Look through the lines below and extract any with the word "Genes".

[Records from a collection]

######

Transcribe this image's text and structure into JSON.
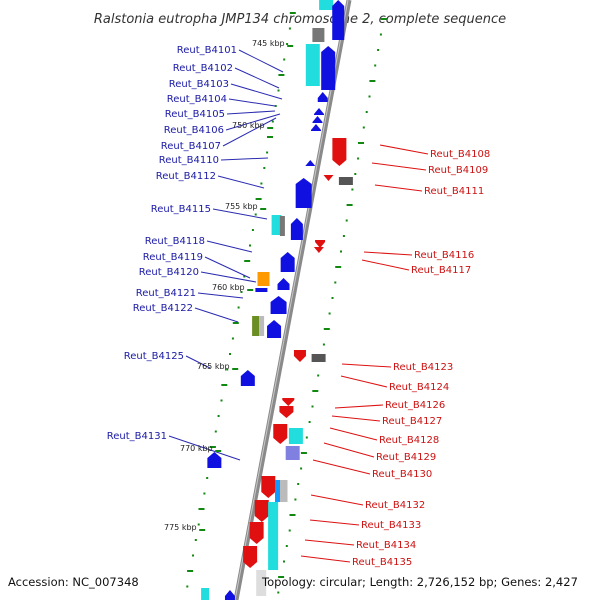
{
  "title": "Ralstonia eutropha JMP134 chromosome 2, complete sequence",
  "footer": {
    "accession": "Accession: NC_007348",
    "topology": "Topology: circular; Length: 2,726,152 bp; Genes: 2,427"
  },
  "colors": {
    "forward_gene": "#1010e0",
    "reverse_gene": "#e01010",
    "left_label": "#1a1aa6",
    "right_label": "#cc1111",
    "cyan_feature": "#22dddd",
    "orange_feature": "#ff9900",
    "olive_feature": "#6b8e23",
    "grey_feature": "#777777",
    "purple_feature": "#8080e0",
    "tick_green": "#118811",
    "backbone": "#888888"
  },
  "kbp_ticks": [
    "745 kbp",
    "750 kbp",
    "755 kbp",
    "760 kbp",
    "765 kbp",
    "770 kbp",
    "775 kbp"
  ],
  "left_labels": [
    "Reut_B4101",
    "Reut_B4102",
    "Reut_B4103",
    "Reut_B4104",
    "Reut_B4105",
    "Reut_B4106",
    "Reut_B4107",
    "Reut_B4110",
    "Reut_B4112",
    "Reut_B4115",
    "Reut_B4118",
    "Reut_B4119",
    "Reut_B4120",
    "Reut_B4121",
    "Reut_B4122",
    "Reut_B4125",
    "Reut_B4131"
  ],
  "right_labels": [
    "Reut_B4108",
    "Reut_B4109",
    "Reut_B4111",
    "Reut_B4116",
    "Reut_B4117",
    "Reut_B4123",
    "Reut_B4124",
    "Reut_B4126",
    "Reut_B4127",
    "Reut_B4128",
    "Reut_B4129",
    "Reut_B4130",
    "Reut_B4132",
    "Reut_B4133",
    "Reut_B4134",
    "Reut_B4135"
  ]
}
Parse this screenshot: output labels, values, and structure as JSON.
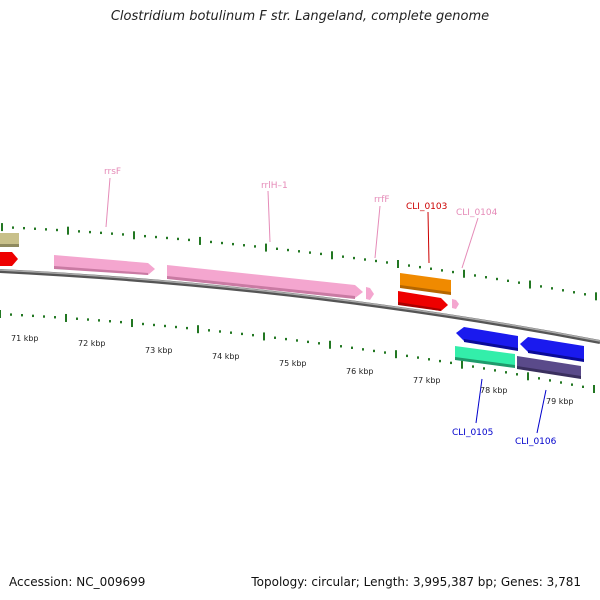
{
  "title": "Clostridium botulinum F str. Langeland, complete genome",
  "footer": {
    "accession": "Accession: NC_009699",
    "summary": "Topology: circular; Length: 3,995,387 bp; Genes: 3,781"
  },
  "scale_labels": [
    "71 kbp",
    "72 kbp",
    "73 kbp",
    "74 kbp",
    "75 kbp",
    "76 kbp",
    "77 kbp",
    "78 kbp",
    "79 kbp"
  ],
  "feature_labels": {
    "rrsF": "rrsF",
    "rrlH1": "rrlH–1",
    "rrfF": "rrfF",
    "cli0103": "CLI_0103",
    "cli0104": "CLI_0104",
    "cli0105": "CLI_0105",
    "cli0106": "CLI_0106"
  },
  "colors": {
    "rrna": "#f4a6cf",
    "label_rrna": "#e58bb8",
    "red_gene": "#ee0000",
    "orange_gene": "#f08a00",
    "blue_gene": "#1a1aee",
    "green_gene": "#33eeaa",
    "purple_gene": "#5a4a8a",
    "olive_gene": "#c8c08a",
    "label_red": "#cc0000",
    "label_blue": "#0000cc",
    "tick_green": "#227722",
    "backbone": "#888888"
  }
}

######

■ Solution for this task
    "topology": "Topology: circular; Length: 2,726,152 bp; Genes: 2,427"
    "summary": "Topology: circular; Length: 3,995,387 bp; Genes: 3,781"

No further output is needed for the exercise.